— Begin —

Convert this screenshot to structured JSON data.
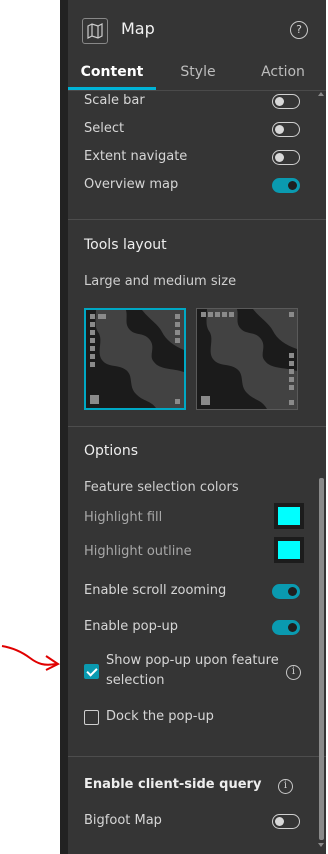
{
  "header": {
    "title": "Map",
    "icon": "map-icon",
    "help_icon": "help-icon",
    "help_glyph": "?"
  },
  "tabs": [
    {
      "label": "Content",
      "active": true
    },
    {
      "label": "Style",
      "active": false
    },
    {
      "label": "Action",
      "active": false
    }
  ],
  "tools": [
    {
      "label": "Scale bar",
      "enabled": false
    },
    {
      "label": "Select",
      "enabled": false
    },
    {
      "label": "Extent navigate",
      "enabled": false
    },
    {
      "label": "Overview map",
      "enabled": true
    }
  ],
  "tools_layout": {
    "title": "Tools layout",
    "subtitle": "Large and medium size"
  },
  "options": {
    "title": "Options",
    "feature_selection_colors": "Feature selection colors",
    "highlight_fill": {
      "label": "Highlight fill",
      "color": "#00ffff"
    },
    "highlight_outline": {
      "label": "Highlight outline",
      "color": "#00ffff"
    },
    "enable_scroll_zooming": {
      "label": "Enable scroll zooming",
      "enabled": true
    },
    "enable_popup": {
      "label": "Enable pop-up",
      "enabled": true
    },
    "show_popup_on_selection": {
      "label_line1": "Show pop-up upon feature",
      "label_line2": "selection",
      "checked": true
    },
    "dock_popup": {
      "label": "Dock the pop-up",
      "checked": false
    }
  },
  "client_query": {
    "title": "Enable client-side query",
    "info_glyph": "i",
    "items": [
      {
        "label": "Bigfoot Map",
        "enabled": false
      }
    ]
  },
  "colors": {
    "accent": "#00b3d6",
    "toggle_on": "#0a9ab0",
    "panel_bg": "#353535",
    "annotation": "#e00000"
  }
}
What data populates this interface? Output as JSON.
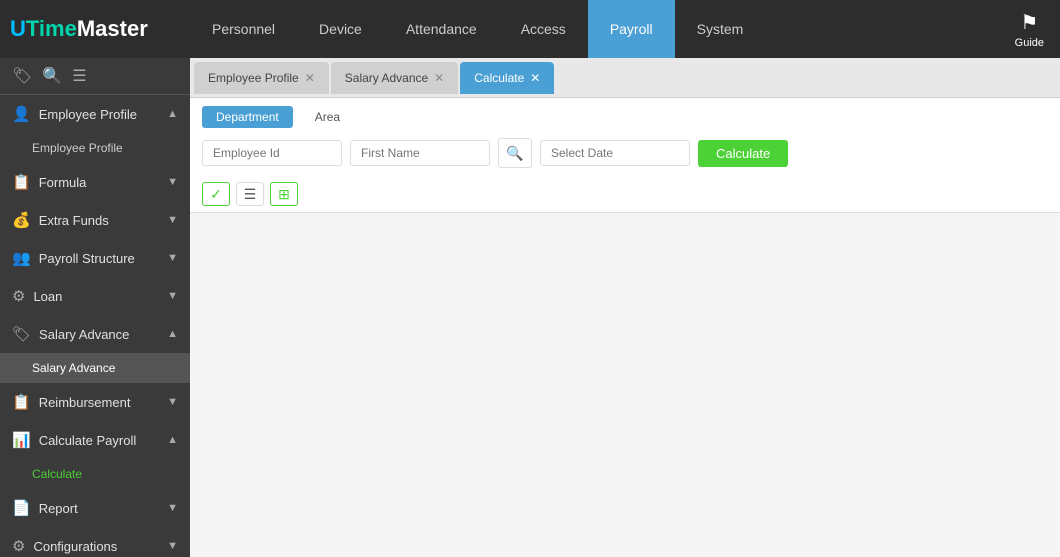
{
  "logo": {
    "u": "U",
    "time": "Time",
    "master": " Master"
  },
  "nav": {
    "items": [
      {
        "label": "Personnel",
        "active": false
      },
      {
        "label": "Device",
        "active": false
      },
      {
        "label": "Attendance",
        "active": false
      },
      {
        "label": "Access",
        "active": false
      },
      {
        "label": "Payroll",
        "active": true
      },
      {
        "label": "System",
        "active": false
      }
    ],
    "guide_label": "Guide"
  },
  "sidebar": {
    "top_icons": [
      "🏷",
      "🔍",
      "☰"
    ],
    "sections": [
      {
        "id": "employee-profile",
        "icon": "👤",
        "label": "Employee Profile",
        "expanded": true,
        "chevron": "▲",
        "subitems": [
          {
            "label": "Employee Profile",
            "active": false
          }
        ]
      },
      {
        "id": "formula",
        "icon": "📋",
        "label": "Formula",
        "expanded": false,
        "chevron": "▼",
        "subitems": []
      },
      {
        "id": "extra-funds",
        "icon": "💰",
        "label": "Extra Funds",
        "expanded": false,
        "chevron": "▼",
        "subitems": []
      },
      {
        "id": "payroll-structure",
        "icon": "👥",
        "label": "Payroll Structure",
        "expanded": false,
        "chevron": "▼",
        "subitems": []
      },
      {
        "id": "loan",
        "icon": "⚙",
        "label": "Loan",
        "expanded": false,
        "chevron": "▼",
        "subitems": []
      },
      {
        "id": "salary-advance",
        "icon": "🏷",
        "label": "Salary Advance",
        "expanded": true,
        "chevron": "▲",
        "subitems": [
          {
            "label": "Salary Advance",
            "active": true
          }
        ]
      },
      {
        "id": "reimbursement",
        "icon": "📋",
        "label": "Reimbursement",
        "expanded": false,
        "chevron": "▼",
        "subitems": []
      },
      {
        "id": "calculate-payroll",
        "icon": "📊",
        "label": "Calculate Payroll",
        "expanded": true,
        "chevron": "▲",
        "subitems": [
          {
            "label": "Calculate",
            "active": false,
            "green": true
          }
        ]
      },
      {
        "id": "report",
        "icon": "📄",
        "label": "Report",
        "expanded": false,
        "chevron": "▼",
        "subitems": []
      },
      {
        "id": "configurations",
        "icon": "⚙",
        "label": "Configurations",
        "expanded": false,
        "chevron": "▼",
        "subitems": []
      }
    ]
  },
  "tabs": [
    {
      "label": "Employee Profile",
      "active": false,
      "closable": true
    },
    {
      "label": "Salary Advance",
      "active": false,
      "closable": true
    },
    {
      "label": "Calculate",
      "active": true,
      "closable": true
    }
  ],
  "sub_tabs": [
    {
      "label": "Department",
      "active": true
    },
    {
      "label": "Area",
      "active": false
    }
  ],
  "filter": {
    "employee_id_placeholder": "Employee Id",
    "first_name_placeholder": "First Name",
    "date_placeholder": "Select Date",
    "calculate_label": "Calculate"
  },
  "icons_row": [
    {
      "name": "check-icon",
      "symbol": "✓",
      "color": "green"
    },
    {
      "name": "list-icon",
      "symbol": "☰",
      "color": "normal"
    },
    {
      "name": "tree-icon",
      "symbol": "⊞",
      "color": "green"
    }
  ]
}
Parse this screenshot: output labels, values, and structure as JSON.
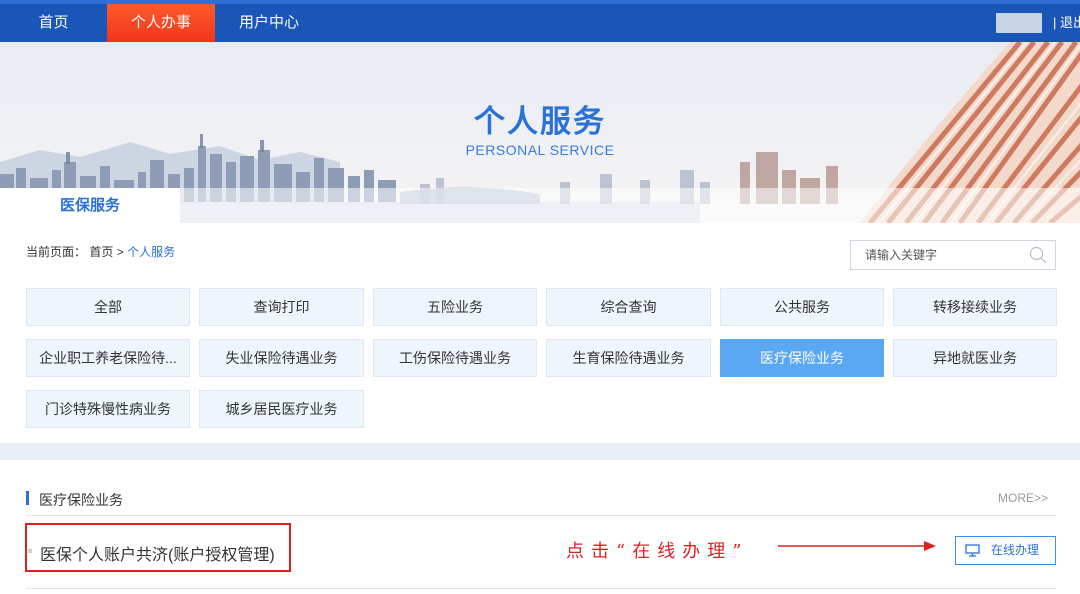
{
  "nav": {
    "items": [
      "首页",
      "个人办事",
      "用户中心"
    ],
    "active_index": 1,
    "logout": "| 退出"
  },
  "banner": {
    "title": "个人服务",
    "subtitle": "PERSONAL SERVICE",
    "tab": "医保服务"
  },
  "breadcrumb": {
    "prefix": "当前页面：",
    "home": "首页",
    "separator": ">",
    "current": "个人服务"
  },
  "search": {
    "placeholder": "请输入关键字",
    "value": ""
  },
  "categories": [
    "全部",
    "查询打印",
    "五险业务",
    "综合查询",
    "公共服务",
    "转移接续业务",
    "企业职工养老保险待...",
    "失业保险待遇业务",
    "工伤保险待遇业务",
    "生育保险待遇业务",
    "医疗保险业务",
    "异地就医业务",
    "门诊特殊慢性病业务",
    "城乡居民医疗业务"
  ],
  "active_category_index": 10,
  "section": {
    "title": "医疗保险业务",
    "more": "MORE>>"
  },
  "items": [
    {
      "title": "医保个人账户共济(账户授权管理)",
      "action_label": "在线办理"
    }
  ],
  "annotation": "点击“在线办理”",
  "colors": {
    "nav_bg": "#1a55b8",
    "nav_active": "#f0361c",
    "accent": "#2a71d8",
    "category_active": "#5aa8f3",
    "highlight_red": "#e02020"
  }
}
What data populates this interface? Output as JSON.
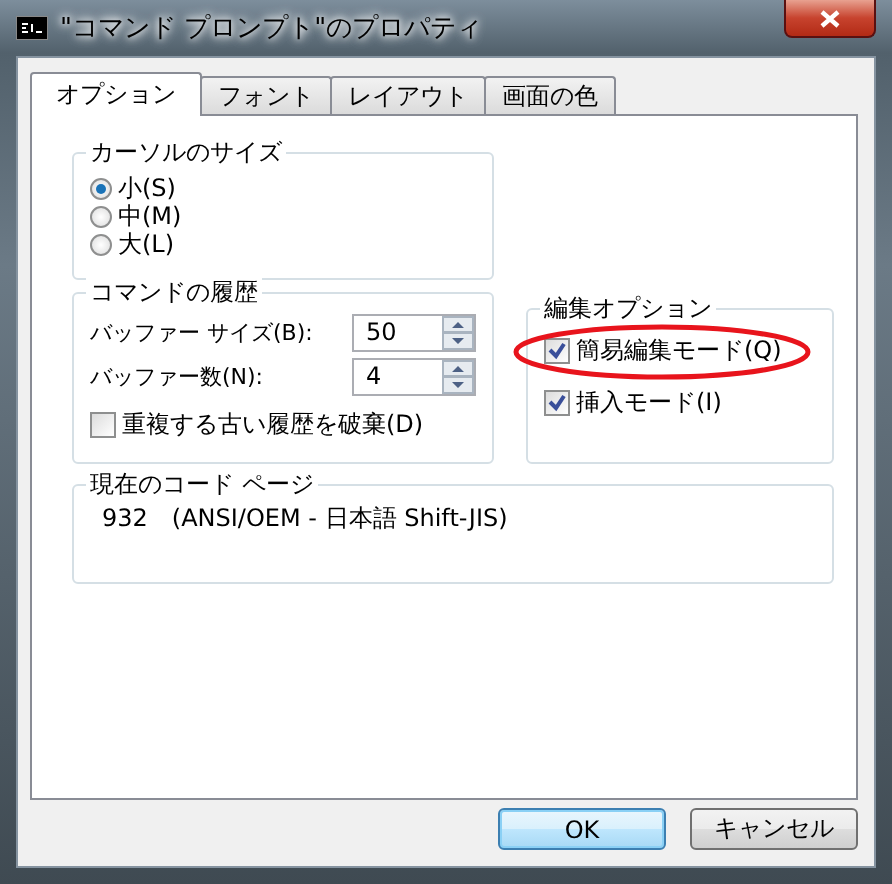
{
  "window": {
    "title": "\"コマンド プロンプト\"のプロパティ"
  },
  "tabs": [
    {
      "label": "オプション",
      "selected": true
    },
    {
      "label": "フォント",
      "selected": false
    },
    {
      "label": "レイアウト",
      "selected": false
    },
    {
      "label": "画面の色",
      "selected": false
    }
  ],
  "cursor_size": {
    "label": "カーソルのサイズ",
    "options": [
      {
        "label": "小(S)",
        "selected": true
      },
      {
        "label": "中(M)",
        "selected": false
      },
      {
        "label": "大(L)",
        "selected": false
      }
    ]
  },
  "command_history": {
    "label": "コマンドの履歴",
    "fields": [
      {
        "label": "バッファー サイズ(B):",
        "value": "50"
      },
      {
        "label": "バッファー数(N):",
        "value": "4"
      }
    ],
    "discard_duplicates": {
      "label": "重複する古い履歴を破棄(D)",
      "checked": false
    }
  },
  "edit_options": {
    "label": "編集オプション",
    "options": [
      {
        "label": "簡易編集モード(Q)",
        "checked": true
      },
      {
        "label": "挿入モード(I)",
        "checked": true
      }
    ]
  },
  "code_page": {
    "label": "現在のコード ページ",
    "value": "932　(ANSI/OEM - 日本語 Shift-JIS)"
  },
  "buttons": [
    {
      "label": "OK",
      "default": true
    },
    {
      "label": "キャンセル",
      "default": false
    }
  ],
  "annotation": {
    "kind": "ellipse",
    "color": "#e8141c"
  }
}
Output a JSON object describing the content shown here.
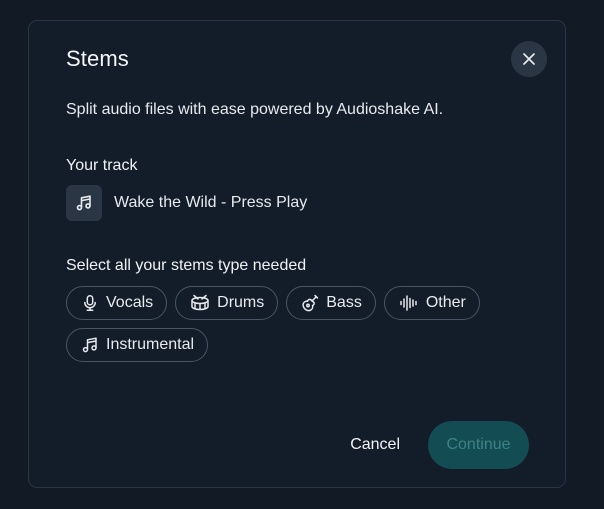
{
  "dialog": {
    "title": "Stems",
    "subtitle": "Split audio files with ease powered by Audioshake AI."
  },
  "track": {
    "label": "Your track",
    "name": "Wake the Wild - Press Play",
    "icon": "music-note-icon"
  },
  "stems": {
    "label": "Select all your stems type needed",
    "options": [
      {
        "label": "Vocals",
        "icon": "microphone-icon"
      },
      {
        "label": "Drums",
        "icon": "drum-icon"
      },
      {
        "label": "Bass",
        "icon": "guitar-icon"
      },
      {
        "label": "Other",
        "icon": "waveform-icon"
      },
      {
        "label": "Instrumental",
        "icon": "music-note-icon"
      }
    ]
  },
  "footer": {
    "cancel_label": "Cancel",
    "continue_label": "Continue"
  },
  "colors": {
    "background": "#111a25",
    "dialog": "#131d29",
    "continue_bg": "#134c53",
    "continue_text": "#3f8087"
  }
}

— End —

Look through the data and gather every line with the string "在线办理" in it.

      "action_label": "在线办理"
  "annotation": "点击“在线办理”",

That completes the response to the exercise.